THE EXERCISE: Your answer should be one number: the count of lines in these entries that hold the word "PatCor".

INPUT:
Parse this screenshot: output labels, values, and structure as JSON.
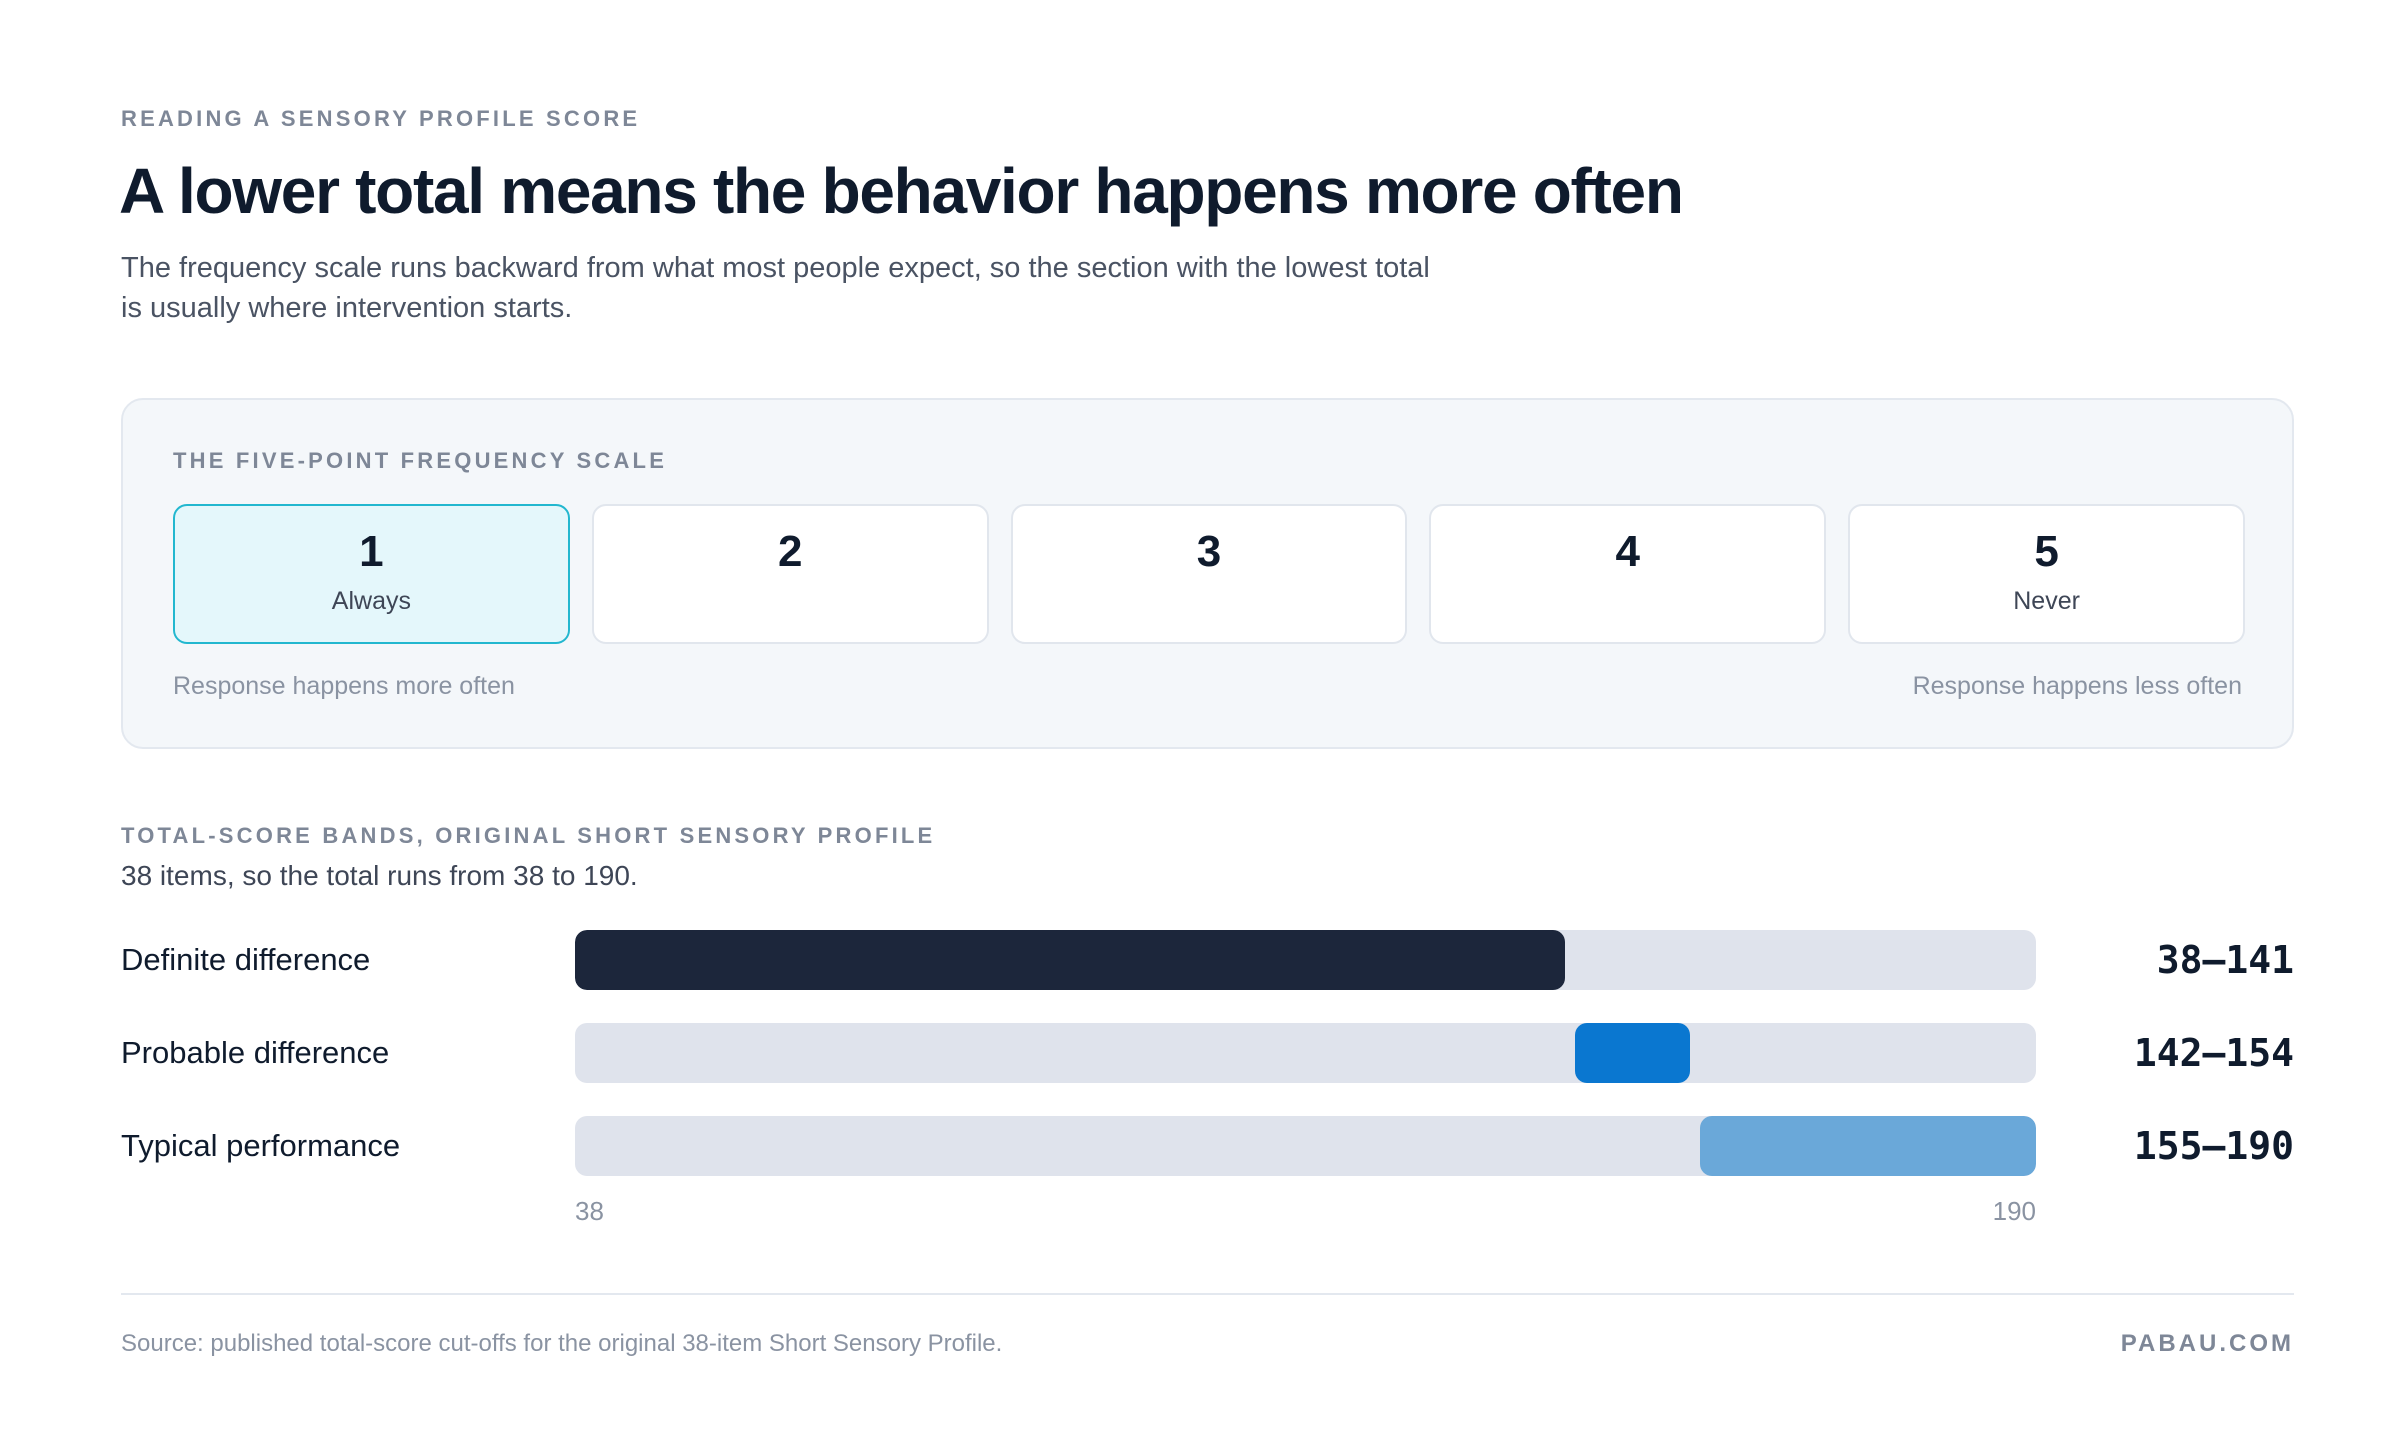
{
  "header": {
    "eyebrow": "READING A SENSORY PROFILE SCORE",
    "title": "A lower total means the behavior happens more often",
    "subtitle": "The frequency scale runs backward from what most people expect, so the section with the lowest total is usually where intervention starts."
  },
  "scale": {
    "label": "THE FIVE-POINT FREQUENCY SCALE",
    "points": [
      {
        "number": "1",
        "word": "Always",
        "highlighted": true
      },
      {
        "number": "2",
        "word": "",
        "highlighted": false
      },
      {
        "number": "3",
        "word": "",
        "highlighted": false
      },
      {
        "number": "4",
        "word": "",
        "highlighted": false
      },
      {
        "number": "5",
        "word": "Never",
        "highlighted": false
      }
    ],
    "left_note": "Response happens more often",
    "right_note": "Response happens less often",
    "highlight_color": "#22b7cf"
  },
  "bands": {
    "label": "TOTAL-SCORE BANDS, ORIGINAL SHORT SENSORY PROFILE",
    "note": "38 items, so the total runs from 38 to 190."
  },
  "chart_data": {
    "type": "bar",
    "orientation": "horizontal-range",
    "title": "TOTAL-SCORE BANDS, ORIGINAL SHORT SENSORY PROFILE",
    "xlim": [
      38,
      190
    ],
    "x_tick_labels": [
      "38",
      "190"
    ],
    "grid": false,
    "series": [
      {
        "category": "Definite difference",
        "start": 38,
        "end": 141,
        "range_label": "38—141",
        "color": "#1c263b"
      },
      {
        "category": "Probable difference",
        "start": 142,
        "end": 154,
        "range_label": "142—154",
        "color": "#0a77d0"
      },
      {
        "category": "Typical performance",
        "start": 155,
        "end": 190,
        "range_label": "155—190",
        "color": "#6aa8d9"
      }
    ]
  },
  "footer": {
    "source": "Source: published total-score cut-offs for the original 38-item Short Sensory Profile.",
    "brand": "PABAU.COM"
  }
}
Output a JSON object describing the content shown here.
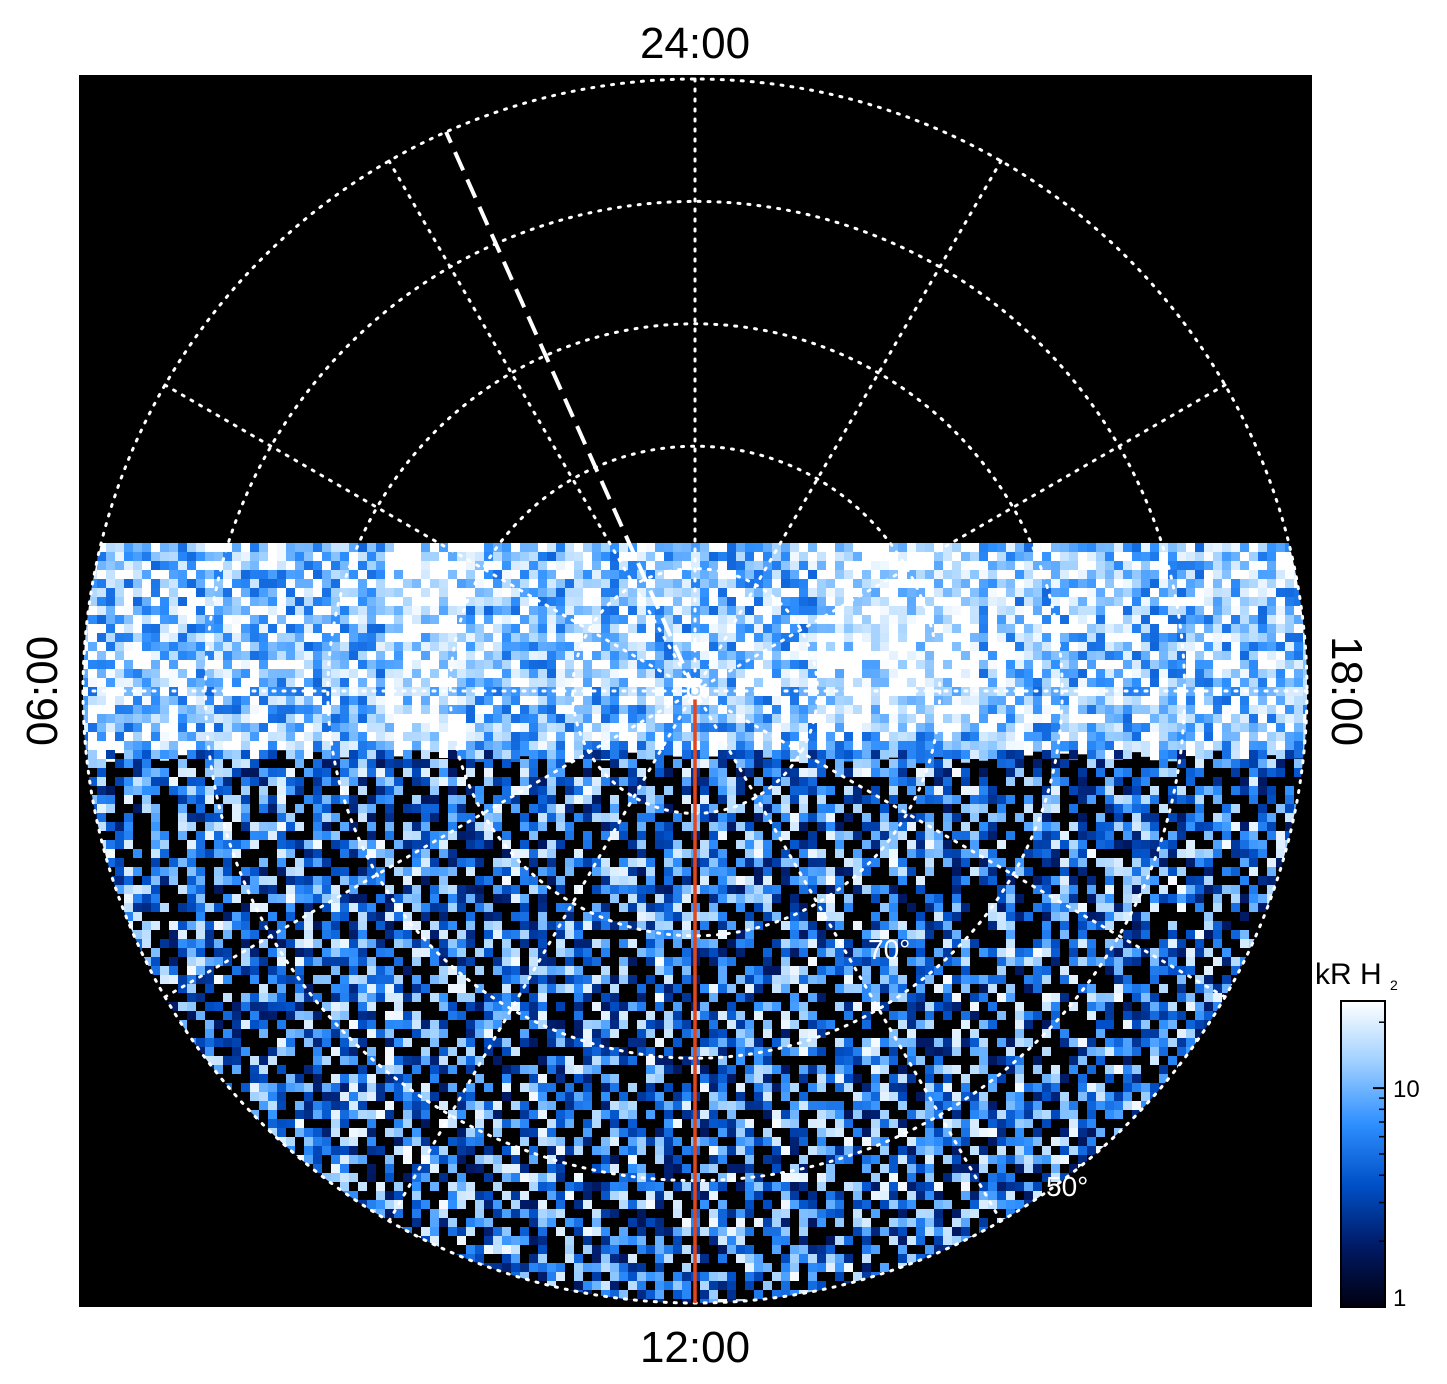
{
  "chart_data": {
    "type": "heatmap",
    "projection": "polar",
    "local_time_labels": {
      "top": "24:00",
      "bottom": "12:00",
      "left": "06:00",
      "right": "18:00"
    },
    "latitude_labels": [
      {
        "text": "70°",
        "lat": 70
      },
      {
        "text": "50°",
        "lat": 50
      }
    ],
    "colorbar": {
      "title_main": "kR H",
      "title_sub": "2",
      "scale": "log",
      "range": [
        1,
        25
      ],
      "ticks": [
        {
          "value": 1,
          "label": "1"
        },
        {
          "value": 10,
          "label": "10"
        }
      ],
      "colors": [
        "#000010",
        "#001a66",
        "#0050c8",
        "#2f90ff",
        "#9fd0ff",
        "#ffffff"
      ]
    },
    "grid": {
      "visible": true,
      "style": "dotted",
      "color": "#ffffff",
      "latitude_circles_deg": [
        80,
        70,
        60,
        50,
        40
      ],
      "meridian_step_hours": 2
    },
    "sampled_track": {
      "local_time": "12:00",
      "color": "#e0471e"
    },
    "dashed_meridian_local_time_h": 1.6,
    "emission": {
      "description_levels": "kR",
      "auroral_oval_colatitude_deg": [
        12,
        20
      ],
      "oval_mean_kR": 12,
      "dayside_noise_mean_kR": 5,
      "nightside_cutoff_row": true
    }
  }
}
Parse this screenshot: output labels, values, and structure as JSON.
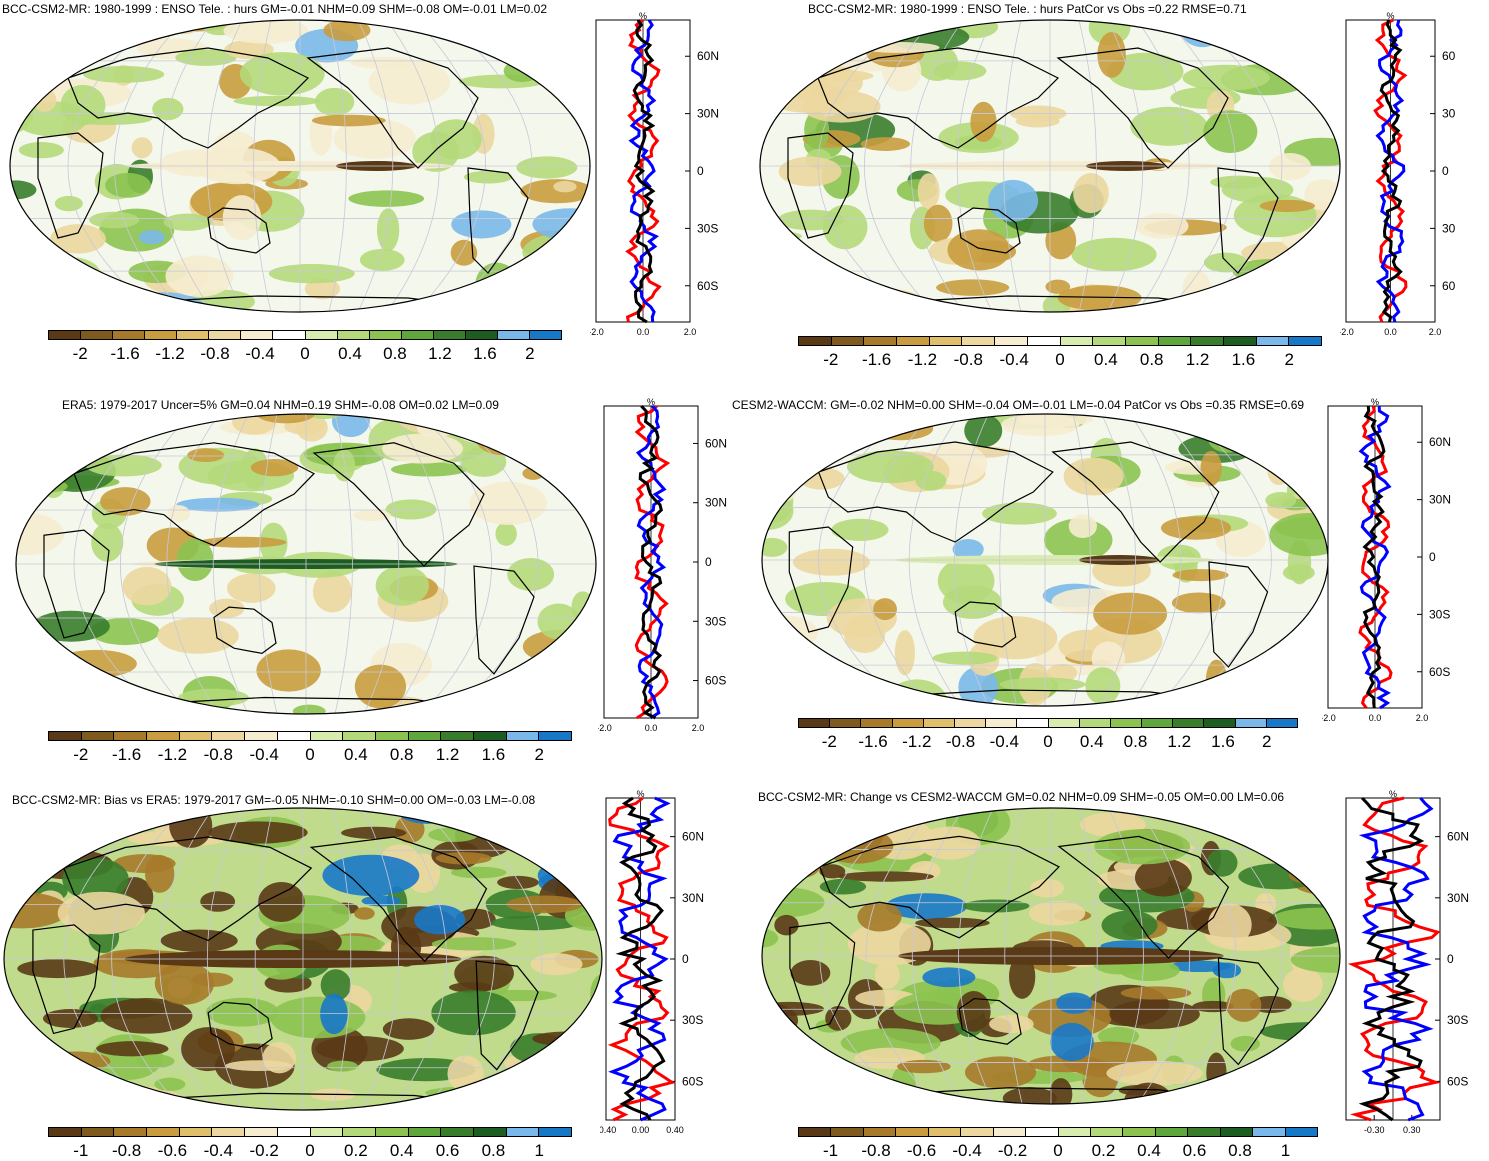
{
  "palettes": {
    "brown_blue_14": [
      "#5a3a16",
      "#7e5a1f",
      "#a67a2a",
      "#c99c3f",
      "#dfbf6c",
      "#ecd7a0",
      "#f6ecd0",
      "#ffffff",
      "#d8ecb0",
      "#b4d97a",
      "#8cc350",
      "#5fa63c",
      "#397d2c",
      "#1e5d22",
      "#7ab8ea",
      "#1878c8"
    ],
    "profile_colors": {
      "obs": "#ff0000",
      "model": "#0000ff",
      "mean": "#000000"
    }
  },
  "panels": [
    {
      "id": "p1",
      "title": "BCC-CSM2-MR: 1980-1999 : ENSO Tele. : hurs GM=-0.01 NHM=0.09 SHM=-0.08 OM=-0.01 LM=0.02",
      "colorbar_labels": [
        "-2",
        "-1.6",
        "-1.2",
        "-0.8",
        "-0.4",
        "0",
        "0.4",
        "0.8",
        "1.2",
        "1.6",
        "2"
      ],
      "profile": {
        "units": "%",
        "xticks": [
          "-2.0",
          "0.0",
          "2.0"
        ],
        "yticks": [
          "60N",
          "30N",
          "0",
          "30S",
          "60S"
        ]
      }
    },
    {
      "id": "p2",
      "title": "BCC-CSM2-MR: 1980-1999 : ENSO Tele. : hurs PatCor vs Obs =0.22 RMSE=0.71",
      "colorbar_labels": [
        "-2",
        "-1.6",
        "-1.2",
        "-0.8",
        "-0.4",
        "0",
        "0.4",
        "0.8",
        "1.2",
        "1.6",
        "2"
      ],
      "profile": {
        "units": "%",
        "xticks": [
          "-2.0",
          "0.0",
          "2.0"
        ],
        "yticks": [
          "60",
          "30",
          "0",
          "30",
          "60"
        ]
      }
    },
    {
      "id": "p3",
      "title": "ERA5: 1979-2017 Uncer=5% GM=0.04 NHM=0.19 SHM=-0.08 OM=0.02 LM=0.09",
      "colorbar_labels": [
        "-2",
        "-1.6",
        "-1.2",
        "-0.8",
        "-0.4",
        "0",
        "0.4",
        "0.8",
        "1.2",
        "1.6",
        "2"
      ],
      "profile": {
        "units": "%",
        "xticks": [
          "-2.0",
          "0.0",
          "2.0"
        ],
        "yticks": [
          "60N",
          "30N",
          "0",
          "30S",
          "60S"
        ]
      }
    },
    {
      "id": "p4",
      "title": "CESM2-WACCM: GM=-0.02 NHM=0.00 SHM=-0.04 OM=-0.01 LM=-0.04 PatCor vs Obs =0.35 RMSE=0.69",
      "colorbar_labels": [
        "-2",
        "-1.6",
        "-1.2",
        "-0.8",
        "-0.4",
        "0",
        "0.4",
        "0.8",
        "1.2",
        "1.6",
        "2"
      ],
      "profile": {
        "units": "%",
        "xticks": [
          "-2.0",
          "0.0",
          "2.0"
        ],
        "yticks": [
          "60N",
          "30N",
          "0",
          "30S",
          "60S"
        ]
      }
    },
    {
      "id": "p5",
      "title": "BCC-CSM2-MR: Bias vs ERA5: 1979-2017 GM=-0.05 NHM=-0.10 SHM=0.00 OM=-0.03 LM=-0.08",
      "colorbar_labels": [
        "-1",
        "-0.8",
        "-0.6",
        "-0.4",
        "-0.2",
        "0",
        "0.2",
        "0.4",
        "0.6",
        "0.8",
        "1"
      ],
      "profile": {
        "units": "%",
        "xticks": [
          "-0.40",
          "0.00",
          "0.40"
        ],
        "yticks": [
          "60N",
          "30N",
          "0",
          "30S",
          "60S"
        ]
      }
    },
    {
      "id": "p6",
      "title": "BCC-CSM2-MR: Change vs CESM2-WACCM GM=0.02 NHM=0.09 SHM=-0.05 OM=0.00 LM=0.06",
      "colorbar_labels": [
        "-1",
        "-0.8",
        "-0.6",
        "-0.4",
        "-0.2",
        "0",
        "0.2",
        "0.4",
        "0.6",
        "0.8",
        "1"
      ],
      "profile": {
        "units": "%",
        "xticks": [
          "-0.30",
          "0.30"
        ],
        "yticks": [
          "60N",
          "30N",
          "0",
          "30S",
          "60S"
        ]
      }
    }
  ]
}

CORRECT OUTPUT: 2